Below are the records; pull every line that includes "extensions".

Task input:
# # # # #
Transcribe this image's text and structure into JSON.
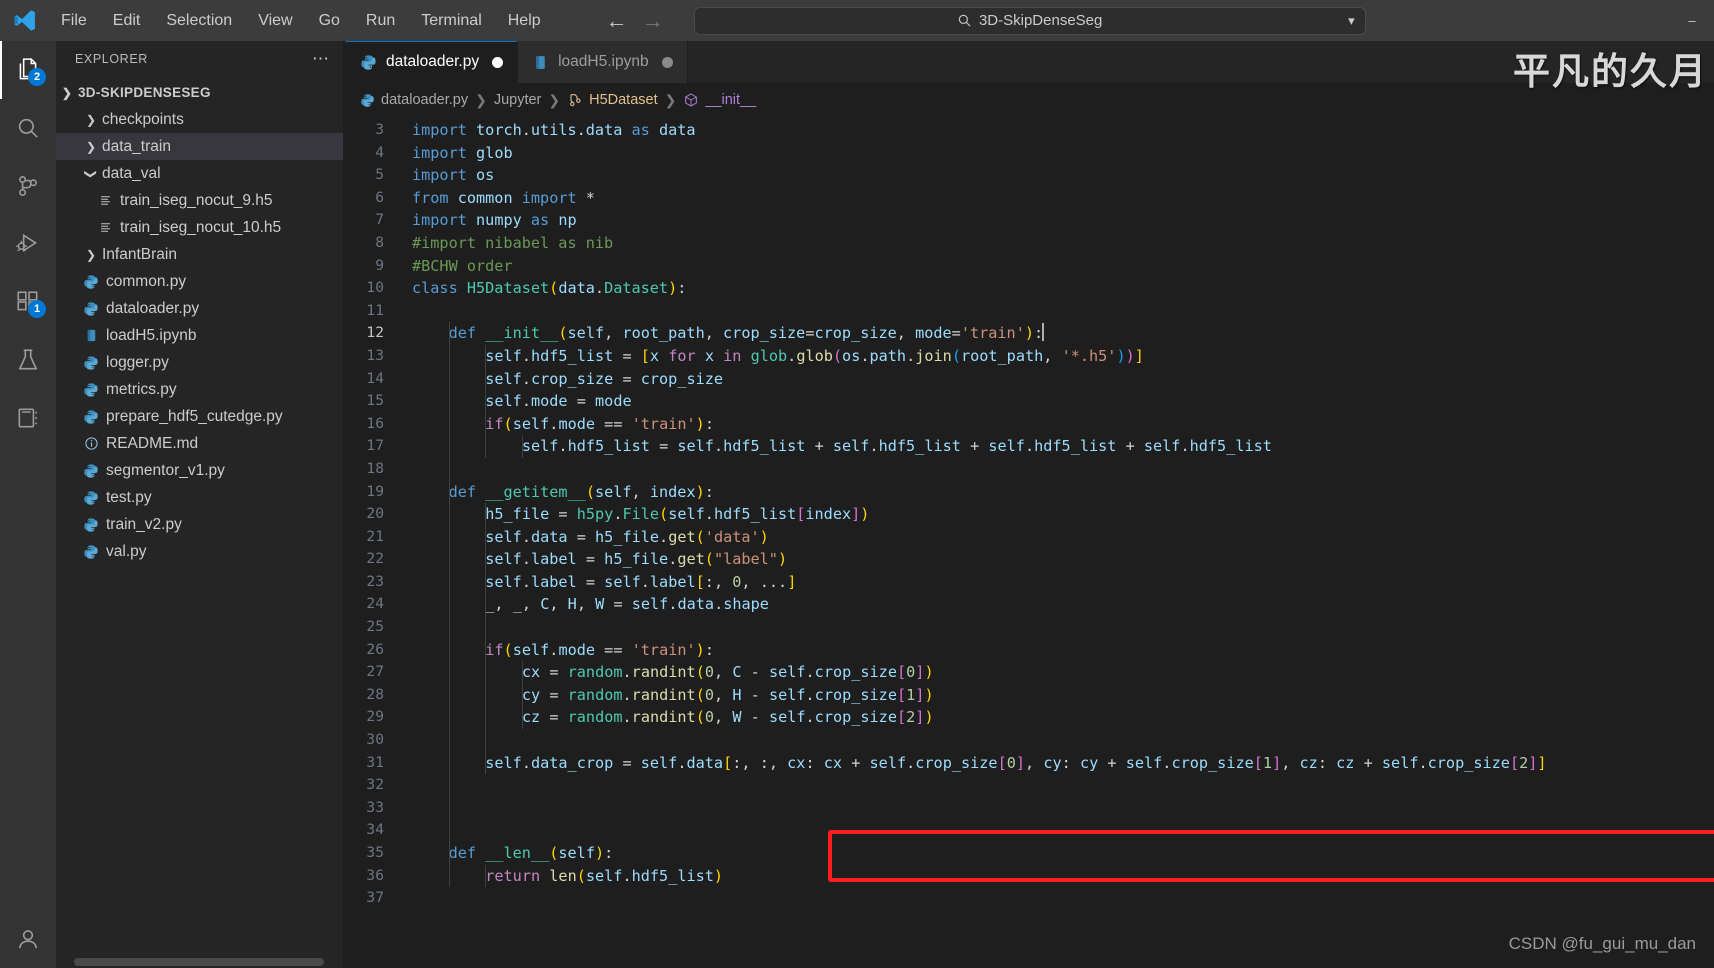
{
  "titlebar": {
    "logo_icon": "vscode-logo-icon",
    "menus": [
      "File",
      "Edit",
      "Selection",
      "View",
      "Go",
      "Run",
      "Terminal",
      "Help"
    ],
    "back_icon": "arrow-left-icon",
    "forward_icon": "arrow-right-icon",
    "command_center": {
      "search_icon": "search-icon",
      "text": "3D-SkipDenseSeg",
      "chevron_icon": "chevron-down-icon"
    },
    "window_controls": [
      "minimize",
      "maximize",
      "close"
    ]
  },
  "activitybar": {
    "items": [
      {
        "name": "explorer",
        "icon": "files-icon",
        "badge": "2",
        "active": true
      },
      {
        "name": "search",
        "icon": "search-icon",
        "badge": "",
        "active": false
      },
      {
        "name": "source-control",
        "icon": "source-control-icon",
        "badge": "",
        "active": false
      },
      {
        "name": "run-and-debug",
        "icon": "run-debug-icon",
        "badge": "",
        "active": false
      },
      {
        "name": "extensions",
        "icon": "extensions-icon",
        "badge": "1",
        "active": false
      },
      {
        "name": "testing",
        "icon": "beaker-icon",
        "badge": "",
        "active": false
      },
      {
        "name": "jupyter",
        "icon": "notebook-icon",
        "badge": "",
        "active": false
      }
    ],
    "bottom": [
      {
        "name": "accounts",
        "icon": "account-icon"
      }
    ]
  },
  "sidebar": {
    "title": "EXPLORER",
    "actions_icon": "more-actions-icon",
    "root": {
      "label": "3D-SKIPDENSESEG",
      "expanded": true
    },
    "tree": [
      {
        "label": "checkpoints",
        "type": "folder",
        "expanded": false,
        "depth": 1,
        "selected": false
      },
      {
        "label": "data_train",
        "type": "folder",
        "expanded": false,
        "depth": 1,
        "selected": true
      },
      {
        "label": "data_val",
        "type": "folder",
        "expanded": true,
        "depth": 1,
        "selected": false
      },
      {
        "label": "train_iseg_nocut_9.h5",
        "type": "h5",
        "expanded": null,
        "depth": 2,
        "selected": false
      },
      {
        "label": "train_iseg_nocut_10.h5",
        "type": "h5",
        "expanded": null,
        "depth": 2,
        "selected": false
      },
      {
        "label": "InfantBrain",
        "type": "folder",
        "expanded": false,
        "depth": 1,
        "selected": false
      },
      {
        "label": "common.py",
        "type": "python",
        "expanded": null,
        "depth": 1,
        "selected": false
      },
      {
        "label": "dataloader.py",
        "type": "python",
        "expanded": null,
        "depth": 1,
        "selected": false
      },
      {
        "label": "loadH5.ipynb",
        "type": "notebook",
        "expanded": null,
        "depth": 1,
        "selected": false
      },
      {
        "label": "logger.py",
        "type": "python",
        "expanded": null,
        "depth": 1,
        "selected": false
      },
      {
        "label": "metrics.py",
        "type": "python",
        "expanded": null,
        "depth": 1,
        "selected": false
      },
      {
        "label": "prepare_hdf5_cutedge.py",
        "type": "python",
        "expanded": null,
        "depth": 1,
        "selected": false
      },
      {
        "label": "README.md",
        "type": "markdown",
        "expanded": null,
        "depth": 1,
        "selected": false
      },
      {
        "label": "segmentor_v1.py",
        "type": "python",
        "expanded": null,
        "depth": 1,
        "selected": false
      },
      {
        "label": "test.py",
        "type": "python",
        "expanded": null,
        "depth": 1,
        "selected": false
      },
      {
        "label": "train_v2.py",
        "type": "python",
        "expanded": null,
        "depth": 1,
        "selected": false
      },
      {
        "label": "val.py",
        "type": "python",
        "expanded": null,
        "depth": 1,
        "selected": false
      }
    ]
  },
  "editor": {
    "tabs": [
      {
        "label": "dataloader.py",
        "icon": "python-icon",
        "active": true,
        "dirty": true
      },
      {
        "label": "loadH5.ipynb",
        "icon": "notebook-icon",
        "active": false,
        "dirty": true
      }
    ],
    "breadcrumbs": [
      {
        "label": "dataloader.py",
        "icon": "python-icon"
      },
      {
        "label": "Jupyter",
        "icon": ""
      },
      {
        "label": "H5Dataset",
        "icon": "class-icon"
      },
      {
        "label": "__init__",
        "icon": "method-icon"
      }
    ],
    "first_visible_line": 3,
    "cursor_line": 12,
    "lines": [
      {
        "n": 3,
        "text": "import torch.utils.data as data"
      },
      {
        "n": 4,
        "text": "import glob"
      },
      {
        "n": 5,
        "text": "import os"
      },
      {
        "n": 6,
        "text": "from common import *"
      },
      {
        "n": 7,
        "text": "import numpy as np"
      },
      {
        "n": 8,
        "text": "#import nibabel as nib"
      },
      {
        "n": 9,
        "text": "#BCHW order"
      },
      {
        "n": 10,
        "text": "class H5Dataset(data.Dataset):"
      },
      {
        "n": 11,
        "text": ""
      },
      {
        "n": 12,
        "text": "    def __init__(self, root_path, crop_size=crop_size, mode='train'):"
      },
      {
        "n": 13,
        "text": "        self.hdf5_list = [x for x in glob.glob(os.path.join(root_path, '*.h5'))]"
      },
      {
        "n": 14,
        "text": "        self.crop_size = crop_size"
      },
      {
        "n": 15,
        "text": "        self.mode = mode"
      },
      {
        "n": 16,
        "text": "        if(self.mode == 'train'):"
      },
      {
        "n": 17,
        "text": "            self.hdf5_list = self.hdf5_list + self.hdf5_list + self.hdf5_list + self.hdf5_list"
      },
      {
        "n": 18,
        "text": ""
      },
      {
        "n": 19,
        "text": "    def __getitem__(self, index):"
      },
      {
        "n": 20,
        "text": "        h5_file = h5py.File(self.hdf5_list[index])"
      },
      {
        "n": 21,
        "text": "        self.data = h5_file.get('data')"
      },
      {
        "n": 22,
        "text": "        self.label = h5_file.get(\"label\")"
      },
      {
        "n": 23,
        "text": "        self.label = self.label[:, 0, ...]"
      },
      {
        "n": 24,
        "text": "        _, _, C, H, W = self.data.shape"
      },
      {
        "n": 25,
        "text": ""
      },
      {
        "n": 26,
        "text": "        if(self.mode == 'train'):"
      },
      {
        "n": 27,
        "text": "            cx = random.randint(0, C - self.crop_size[0])"
      },
      {
        "n": 28,
        "text": "            cy = random.randint(0, H - self.crop_size[1])"
      },
      {
        "n": 29,
        "text": "            cz = random.randint(0, W - self.crop_size[2])"
      },
      {
        "n": 30,
        "text": ""
      },
      {
        "n": 31,
        "text": "        self.data_crop = self.data[:, :, cx: cx + self.crop_size[0], cy: cy + self.crop_size[1], cz: cz + self.crop_size[2]]"
      },
      {
        "n": 32,
        "text": ""
      },
      {
        "n": 33,
        "text": ""
      },
      {
        "n": 34,
        "text": ""
      },
      {
        "n": 35,
        "text": "    def __len__(self):"
      },
      {
        "n": 36,
        "text": "        return len(self.hdf5_list)"
      },
      {
        "n": 37,
        "text": ""
      }
    ],
    "highlight": {
      "line": 31,
      "color": "#fc1c1c"
    }
  },
  "watermarks": {
    "top_right_cn": "平凡的久月",
    "bottom_right": "CSDN @fu_gui_mu_dan"
  },
  "colors": {
    "accent": "#0078d4",
    "editor_bg": "#1e1e1e",
    "sidebar_bg": "#252526",
    "activitybar_bg": "#333333",
    "titlebar_bg": "#3c3c3c",
    "highlight": "#fc1c1c"
  }
}
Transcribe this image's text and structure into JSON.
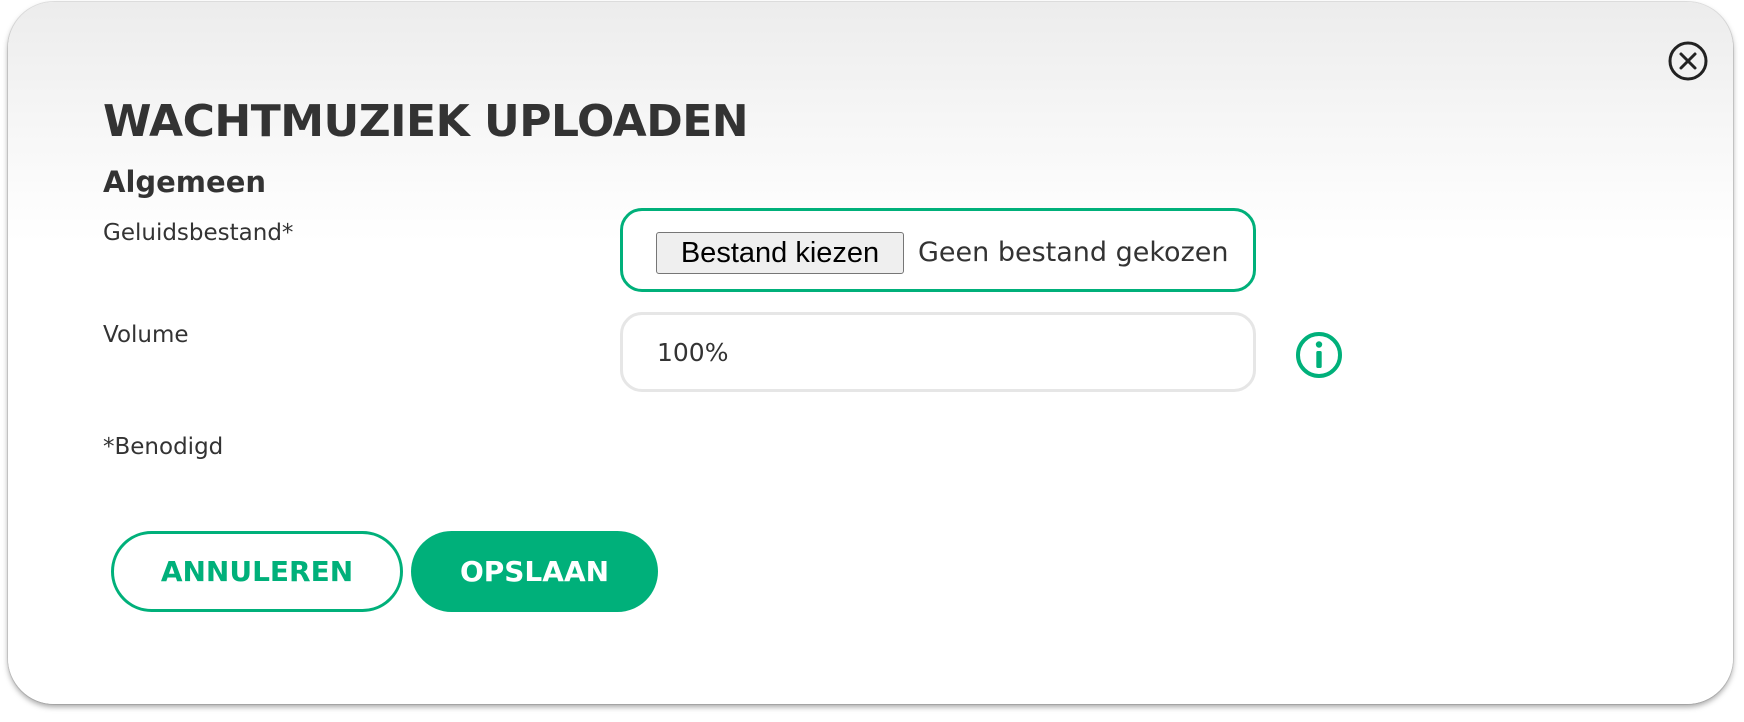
# # # # #
Solution below:
        "name": "extensions",
        "icon": "extensions-icon",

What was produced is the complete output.